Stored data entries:
┌──

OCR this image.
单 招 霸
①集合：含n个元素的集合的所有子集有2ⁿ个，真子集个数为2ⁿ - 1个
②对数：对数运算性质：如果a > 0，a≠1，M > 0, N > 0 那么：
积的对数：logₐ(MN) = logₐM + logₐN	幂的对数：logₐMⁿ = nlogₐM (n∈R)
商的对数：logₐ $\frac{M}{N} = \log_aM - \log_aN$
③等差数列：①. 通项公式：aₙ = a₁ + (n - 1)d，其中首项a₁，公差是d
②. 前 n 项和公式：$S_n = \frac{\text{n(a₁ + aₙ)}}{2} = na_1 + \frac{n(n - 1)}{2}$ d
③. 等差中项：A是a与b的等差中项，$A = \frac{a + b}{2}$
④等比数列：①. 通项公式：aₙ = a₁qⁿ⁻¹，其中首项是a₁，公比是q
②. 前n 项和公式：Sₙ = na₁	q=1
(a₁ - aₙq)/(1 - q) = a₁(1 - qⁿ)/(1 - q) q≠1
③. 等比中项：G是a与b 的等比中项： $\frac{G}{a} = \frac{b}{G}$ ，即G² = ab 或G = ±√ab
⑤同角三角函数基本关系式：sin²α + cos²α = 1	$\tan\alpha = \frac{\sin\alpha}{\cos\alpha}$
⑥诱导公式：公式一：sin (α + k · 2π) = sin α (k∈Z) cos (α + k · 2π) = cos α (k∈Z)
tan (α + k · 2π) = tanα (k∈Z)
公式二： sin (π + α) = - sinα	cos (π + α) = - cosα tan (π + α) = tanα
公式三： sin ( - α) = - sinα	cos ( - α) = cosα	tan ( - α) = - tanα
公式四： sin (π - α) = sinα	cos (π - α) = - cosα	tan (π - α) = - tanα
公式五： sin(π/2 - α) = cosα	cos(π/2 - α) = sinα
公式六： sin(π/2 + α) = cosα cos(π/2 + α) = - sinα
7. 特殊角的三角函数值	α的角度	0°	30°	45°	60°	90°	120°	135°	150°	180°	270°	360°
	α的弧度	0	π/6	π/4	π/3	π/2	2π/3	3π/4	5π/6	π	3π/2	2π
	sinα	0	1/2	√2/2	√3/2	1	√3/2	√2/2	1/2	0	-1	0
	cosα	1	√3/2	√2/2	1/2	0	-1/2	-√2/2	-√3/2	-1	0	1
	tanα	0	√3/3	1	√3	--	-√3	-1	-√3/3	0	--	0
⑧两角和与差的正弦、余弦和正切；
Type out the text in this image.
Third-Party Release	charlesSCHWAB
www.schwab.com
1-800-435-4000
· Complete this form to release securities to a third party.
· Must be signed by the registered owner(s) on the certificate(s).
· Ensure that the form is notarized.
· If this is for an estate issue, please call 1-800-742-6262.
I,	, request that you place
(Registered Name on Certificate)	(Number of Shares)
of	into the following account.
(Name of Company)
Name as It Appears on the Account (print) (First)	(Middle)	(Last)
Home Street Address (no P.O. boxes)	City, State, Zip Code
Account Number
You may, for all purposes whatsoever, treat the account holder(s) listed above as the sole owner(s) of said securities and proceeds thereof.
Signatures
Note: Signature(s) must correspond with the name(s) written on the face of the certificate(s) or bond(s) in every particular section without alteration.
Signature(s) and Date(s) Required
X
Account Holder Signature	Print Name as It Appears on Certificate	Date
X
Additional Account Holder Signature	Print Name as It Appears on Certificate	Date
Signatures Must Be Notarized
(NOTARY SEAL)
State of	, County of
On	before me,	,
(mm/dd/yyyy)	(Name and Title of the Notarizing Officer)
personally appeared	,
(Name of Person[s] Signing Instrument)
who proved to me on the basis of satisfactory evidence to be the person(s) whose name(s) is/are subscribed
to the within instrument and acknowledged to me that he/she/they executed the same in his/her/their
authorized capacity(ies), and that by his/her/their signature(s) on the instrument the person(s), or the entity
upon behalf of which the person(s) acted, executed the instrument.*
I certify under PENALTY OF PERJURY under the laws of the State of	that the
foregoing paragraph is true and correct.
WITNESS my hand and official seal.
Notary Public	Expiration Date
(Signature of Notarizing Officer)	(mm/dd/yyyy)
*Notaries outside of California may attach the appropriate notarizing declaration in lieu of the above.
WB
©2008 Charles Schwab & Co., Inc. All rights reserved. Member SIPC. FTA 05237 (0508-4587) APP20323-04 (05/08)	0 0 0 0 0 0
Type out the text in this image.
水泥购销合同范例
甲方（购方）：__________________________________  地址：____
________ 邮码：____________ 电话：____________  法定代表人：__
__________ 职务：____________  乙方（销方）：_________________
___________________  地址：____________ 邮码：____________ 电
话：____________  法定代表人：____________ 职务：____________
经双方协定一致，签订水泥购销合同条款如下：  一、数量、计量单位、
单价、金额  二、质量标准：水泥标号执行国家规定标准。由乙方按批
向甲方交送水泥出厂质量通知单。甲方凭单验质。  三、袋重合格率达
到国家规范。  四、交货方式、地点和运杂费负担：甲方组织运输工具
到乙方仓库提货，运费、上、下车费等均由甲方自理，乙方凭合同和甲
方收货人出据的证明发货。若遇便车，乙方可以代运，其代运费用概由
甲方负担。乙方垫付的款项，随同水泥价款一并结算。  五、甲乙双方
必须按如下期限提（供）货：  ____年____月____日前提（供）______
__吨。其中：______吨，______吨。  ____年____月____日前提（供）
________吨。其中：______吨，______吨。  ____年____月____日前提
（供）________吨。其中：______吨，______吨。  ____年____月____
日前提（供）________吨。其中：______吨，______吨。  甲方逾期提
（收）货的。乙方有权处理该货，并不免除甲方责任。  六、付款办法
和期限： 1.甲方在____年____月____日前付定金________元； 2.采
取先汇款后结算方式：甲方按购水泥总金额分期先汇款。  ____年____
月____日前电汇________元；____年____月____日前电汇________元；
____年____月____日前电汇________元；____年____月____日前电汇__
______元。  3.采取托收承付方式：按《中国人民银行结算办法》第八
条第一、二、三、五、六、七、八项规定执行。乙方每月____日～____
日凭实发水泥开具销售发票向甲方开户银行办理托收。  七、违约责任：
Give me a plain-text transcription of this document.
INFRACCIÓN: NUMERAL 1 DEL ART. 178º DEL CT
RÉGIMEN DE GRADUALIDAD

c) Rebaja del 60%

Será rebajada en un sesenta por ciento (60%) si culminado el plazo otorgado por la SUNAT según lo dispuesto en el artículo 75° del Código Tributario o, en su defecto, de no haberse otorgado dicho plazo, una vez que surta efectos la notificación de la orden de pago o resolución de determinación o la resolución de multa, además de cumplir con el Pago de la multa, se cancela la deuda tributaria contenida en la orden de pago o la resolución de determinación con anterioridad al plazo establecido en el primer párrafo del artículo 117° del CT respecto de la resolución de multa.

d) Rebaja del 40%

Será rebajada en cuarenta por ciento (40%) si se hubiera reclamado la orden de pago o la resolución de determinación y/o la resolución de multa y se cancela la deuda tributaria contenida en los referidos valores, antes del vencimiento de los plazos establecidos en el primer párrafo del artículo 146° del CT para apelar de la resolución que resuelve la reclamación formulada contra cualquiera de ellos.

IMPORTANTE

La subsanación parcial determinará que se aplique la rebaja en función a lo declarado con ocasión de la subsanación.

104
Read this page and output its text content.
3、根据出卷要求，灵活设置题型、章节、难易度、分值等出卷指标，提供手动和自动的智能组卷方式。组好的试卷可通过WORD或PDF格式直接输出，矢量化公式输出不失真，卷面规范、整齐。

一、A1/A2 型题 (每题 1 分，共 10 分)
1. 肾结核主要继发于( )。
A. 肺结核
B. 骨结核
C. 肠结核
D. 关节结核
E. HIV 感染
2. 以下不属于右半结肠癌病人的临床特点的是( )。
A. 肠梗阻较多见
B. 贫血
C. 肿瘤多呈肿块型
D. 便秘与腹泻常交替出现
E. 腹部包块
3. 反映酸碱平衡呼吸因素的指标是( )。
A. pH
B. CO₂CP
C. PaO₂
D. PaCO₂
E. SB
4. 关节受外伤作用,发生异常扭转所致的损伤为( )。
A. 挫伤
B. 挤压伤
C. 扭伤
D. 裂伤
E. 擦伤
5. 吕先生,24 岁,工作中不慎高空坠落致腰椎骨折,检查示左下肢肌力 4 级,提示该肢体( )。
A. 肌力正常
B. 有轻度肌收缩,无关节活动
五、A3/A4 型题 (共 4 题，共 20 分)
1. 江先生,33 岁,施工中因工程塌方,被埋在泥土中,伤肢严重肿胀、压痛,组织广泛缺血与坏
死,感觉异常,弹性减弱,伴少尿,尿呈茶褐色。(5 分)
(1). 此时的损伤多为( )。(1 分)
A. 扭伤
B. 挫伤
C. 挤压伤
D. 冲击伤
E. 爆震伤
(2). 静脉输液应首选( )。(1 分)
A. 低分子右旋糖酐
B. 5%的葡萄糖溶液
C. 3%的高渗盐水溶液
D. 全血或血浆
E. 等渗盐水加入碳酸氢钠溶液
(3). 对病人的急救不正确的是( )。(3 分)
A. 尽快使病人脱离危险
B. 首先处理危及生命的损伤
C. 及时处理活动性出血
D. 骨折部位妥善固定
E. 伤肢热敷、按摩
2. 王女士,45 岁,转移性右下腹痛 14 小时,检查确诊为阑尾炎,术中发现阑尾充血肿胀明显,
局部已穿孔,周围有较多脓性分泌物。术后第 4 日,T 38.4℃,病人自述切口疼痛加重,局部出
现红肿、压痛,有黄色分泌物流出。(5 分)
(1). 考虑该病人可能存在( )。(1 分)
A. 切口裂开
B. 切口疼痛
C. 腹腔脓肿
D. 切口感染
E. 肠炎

└──

- Required task -
Your task is to pick out every line with the string "above" and copy it.

- Solution -
You may, for all purposes whatsoever, treat the account holder(s) listed above as the sole owner(s) of said securities and proceeds thereof.
*Notaries outside of California may attach the appropriate notarizing declaration in lieu of the above.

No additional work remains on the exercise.